[Spatial layout items]
---+---

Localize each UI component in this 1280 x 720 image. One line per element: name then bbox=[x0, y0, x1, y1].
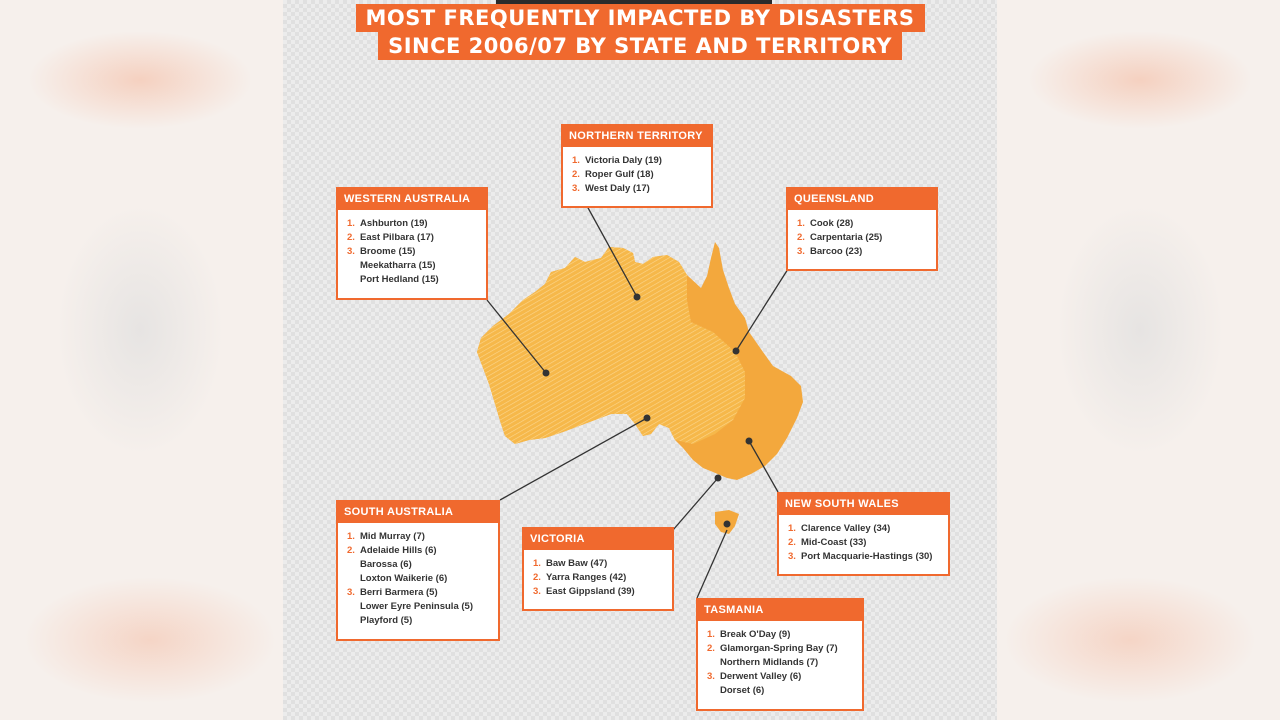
list-item: 1. Ashburton (19) bbox=[347, 218, 428, 229]
region-title: SOUTH AUSTRALIA bbox=[338, 502, 498, 523]
region-title: VICTORIA bbox=[524, 529, 672, 550]
list-item: Dorset (6) bbox=[720, 685, 765, 696]
list-item: 3. East Gippsland (39) bbox=[533, 586, 635, 597]
region-title: NEW SOUTH WALES bbox=[779, 494, 948, 515]
ranking-list: 1. Break O'Day (9) 2. Glamorgan-Spring Bay… bbox=[698, 621, 862, 698]
list-item: Barossa (6) bbox=[360, 559, 412, 570]
marker-dot-nsw bbox=[745, 437, 753, 445]
list-item: Loxton Waikerie (6) bbox=[360, 573, 448, 584]
list-item: 1. Clarence Valley (34) bbox=[788, 523, 891, 534]
list-item: 2. Mid-Coast (33) bbox=[788, 537, 867, 548]
region-box-tasmania: TASMANIA 1. Break O'Day (9) 2. Glamorgan-S… bbox=[696, 598, 864, 711]
marker-dot-wa bbox=[542, 369, 550, 377]
ranking-list: 1. Mid Murray (7) 2. Adelaide Hills (6) Ba… bbox=[338, 523, 498, 628]
list-item: Northern Midlands (7) bbox=[720, 657, 819, 668]
leader-line-wa bbox=[486, 299, 547, 374]
list-item: 1. Mid Murray (7) bbox=[347, 531, 425, 542]
title-line-2: SINCE 2006/07 BY STATE AND TERRITORY bbox=[283, 32, 997, 60]
list-item: 1. Victoria Daly (19) bbox=[572, 155, 662, 166]
list-item: 2. East Pilbara (17) bbox=[347, 232, 434, 243]
title-line-1: MOST FREQUENTLY IMPACTED BY DISASTERS bbox=[283, 4, 997, 32]
list-item: 2. Yarra Ranges (42) bbox=[533, 572, 627, 583]
top-bar bbox=[496, 0, 772, 4]
list-item: 1. Break O'Day (9) bbox=[707, 629, 791, 640]
region-title: NORTHERN TERRITORY bbox=[563, 126, 711, 147]
list-item: 3. Broome (15) bbox=[347, 246, 416, 257]
list-item: 2. Roper Gulf (18) bbox=[572, 169, 654, 180]
marker-dot-vic bbox=[714, 474, 722, 482]
marker-dot-sa bbox=[643, 414, 651, 422]
list-item: Meekatharra (15) bbox=[360, 260, 436, 271]
ranking-list: 1. Victoria Daly (19) 2. Roper Gulf (18) 3… bbox=[563, 147, 711, 196]
leader-line-tas bbox=[696, 529, 728, 599]
leader-line-nt bbox=[586, 205, 638, 298]
list-item: 2. Glamorgan-Spring Bay (7) bbox=[707, 643, 838, 654]
region-box-northern-territory: NORTHERN TERRITORY 1. Victoria Daly (19) … bbox=[561, 124, 713, 208]
region-box-western-australia: WESTERN AUSTRALIA 1. Ashburton (19) 2. Eas… bbox=[336, 187, 488, 300]
leader-line-qld bbox=[735, 268, 789, 352]
list-item: 3. West Daly (17) bbox=[572, 183, 650, 194]
ranking-list: 1. Baw Baw (47) 2. Yarra Ranges (42) 3. Eas… bbox=[524, 550, 672, 599]
region-title: QUEENSLAND bbox=[788, 189, 936, 210]
list-item: Lower Eyre Peninsula (5) bbox=[360, 601, 473, 612]
region-title: WESTERN AUSTRALIA bbox=[338, 189, 486, 210]
ranking-list: 1. Clarence Valley (34) 2. Mid-Coast (33) … bbox=[779, 515, 948, 564]
list-item: 3. Derwent Valley (6) bbox=[707, 671, 802, 682]
region-box-queensland: QUEENSLAND 1. Cook (28) 2. Carpentaria (25… bbox=[786, 187, 938, 271]
leader-line-sa bbox=[499, 417, 648, 501]
region-box-victoria: VICTORIA 1. Baw Baw (47) 2. Yarra Ranges (… bbox=[522, 527, 674, 611]
ranking-list: 1. Ashburton (19) 2. East Pilbara (17) 3. B… bbox=[338, 210, 486, 287]
list-item: 2. Carpentaria (25) bbox=[797, 232, 883, 243]
region-title: TASMANIA bbox=[698, 600, 862, 621]
list-item: 1. Baw Baw (47) bbox=[533, 558, 608, 569]
marker-dot-nt bbox=[633, 293, 641, 301]
list-item: Playford (5) bbox=[360, 615, 413, 626]
ranking-list: 1. Cook (28) 2. Carpentaria (25) 3. Barcoo … bbox=[788, 210, 936, 259]
marker-dot-tas bbox=[723, 520, 731, 528]
list-item: 3. Port Macquarie-Hastings (30) bbox=[788, 551, 933, 562]
region-box-south-australia: SOUTH AUSTRALIA 1. Mid Murray (7) 2. Adela… bbox=[336, 500, 500, 641]
marker-dot-qld bbox=[732, 347, 740, 355]
western-region-shape bbox=[477, 247, 745, 444]
list-item: 3. Barcoo (23) bbox=[797, 246, 863, 257]
region-box-new-south-wales: NEW SOUTH WALES 1. Clarence Valley (34) 2… bbox=[777, 492, 950, 576]
list-item: 2. Adelaide Hills (6) bbox=[347, 545, 437, 556]
list-item: 3. Berri Barmera (5) bbox=[347, 587, 438, 598]
list-item: 1. Cook (28) bbox=[797, 218, 854, 229]
leader-line-nsw bbox=[748, 440, 779, 493]
infographic-panel: MOST FREQUENTLY IMPACTED BY DISASTERS SI… bbox=[283, 0, 997, 720]
australia-map bbox=[477, 205, 803, 599]
list-item: Port Hedland (15) bbox=[360, 274, 439, 285]
leader-line-vic bbox=[672, 477, 719, 531]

---+---

§ **SET EXERCISE**
Please rewrite the lines from the one containing "list-item: 1. Ashburton" through the one containing "region-box-western-australia: WESTERN AUSTRALIA", replacing "region-title" with "section-heading" and keeping everything else unchanged.

§ **SOLUTION TO THIS TASK**
list-item: 1. Ashburton (19) bbox=[347, 218, 428, 229]
section-heading: SOUTH AUSTRALIA bbox=[338, 502, 498, 523]
section-heading: VICTORIA bbox=[524, 529, 672, 550]
list-item: Dorset (6) bbox=[720, 685, 765, 696]
list-item: 3. East Gippsland (39) bbox=[533, 586, 635, 597]
section-heading: NEW SOUTH WALES bbox=[779, 494, 948, 515]
ranking-list: 1. Break O'Day (9) 2. Glamorgan-Spring Bay… bbox=[698, 621, 862, 698]
list-item: Barossa (6) bbox=[360, 559, 412, 570]
marker-dot-nsw bbox=[745, 437, 753, 445]
list-item: Loxton Waikerie (6) bbox=[360, 573, 448, 584]
list-item: 1. Clarence Valley (34) bbox=[788, 523, 891, 534]
list-item: 2. Mid-Coast (33) bbox=[788, 537, 867, 548]
region-box-tasmania: TASMANIA 1. Break O'Day (9) 2. Glamorgan-S… bbox=[696, 598, 864, 711]
marker-dot-wa bbox=[542, 369, 550, 377]
ranking-list: 1. Mid Murray (7) 2. Adelaide Hills (6) Ba… bbox=[338, 523, 498, 628]
list-item: Northern Midlands (7) bbox=[720, 657, 819, 668]
leader-line-wa bbox=[486, 299, 547, 374]
list-item: 1. Mid Murray (7) bbox=[347, 531, 425, 542]
title-line-2: SINCE 2006/07 BY STATE AND TERRITORY bbox=[283, 32, 997, 60]
list-item: 1. Victoria Daly (19) bbox=[572, 155, 662, 166]
list-item: 2. East Pilbara (17) bbox=[347, 232, 434, 243]
title-line-1: MOST FREQUENTLY IMPACTED BY DISASTERS bbox=[283, 4, 997, 32]
list-item: 2. Yarra Ranges (42) bbox=[533, 572, 627, 583]
top-bar bbox=[496, 0, 772, 4]
list-item: 1. Break O'Day (9) bbox=[707, 629, 791, 640]
section-heading: NORTHERN TERRITORY bbox=[563, 126, 711, 147]
list-item: 3. Broome (15) bbox=[347, 246, 416, 257]
list-item: 2. Roper Gulf (18) bbox=[572, 169, 654, 180]
marker-dot-vic bbox=[714, 474, 722, 482]
marker-dot-sa bbox=[643, 414, 651, 422]
list-item: Meekatharra (15) bbox=[360, 260, 436, 271]
ranking-list: 1. Victoria Daly (19) 2. Roper Gulf (18) 3… bbox=[563, 147, 711, 196]
leader-line-tas bbox=[696, 529, 728, 599]
leader-line-nt bbox=[586, 205, 638, 298]
list-item: 2. Glamorgan-Spring Bay (7) bbox=[707, 643, 838, 654]
region-box-northern-territory: NORTHERN TERRITORY 1. Victoria Daly (19) … bbox=[561, 124, 713, 208]
region-box-western-australia: WESTERN AUSTRALIA 1. Ashburton (19) 2. Eas… bbox=[336, 187, 488, 300]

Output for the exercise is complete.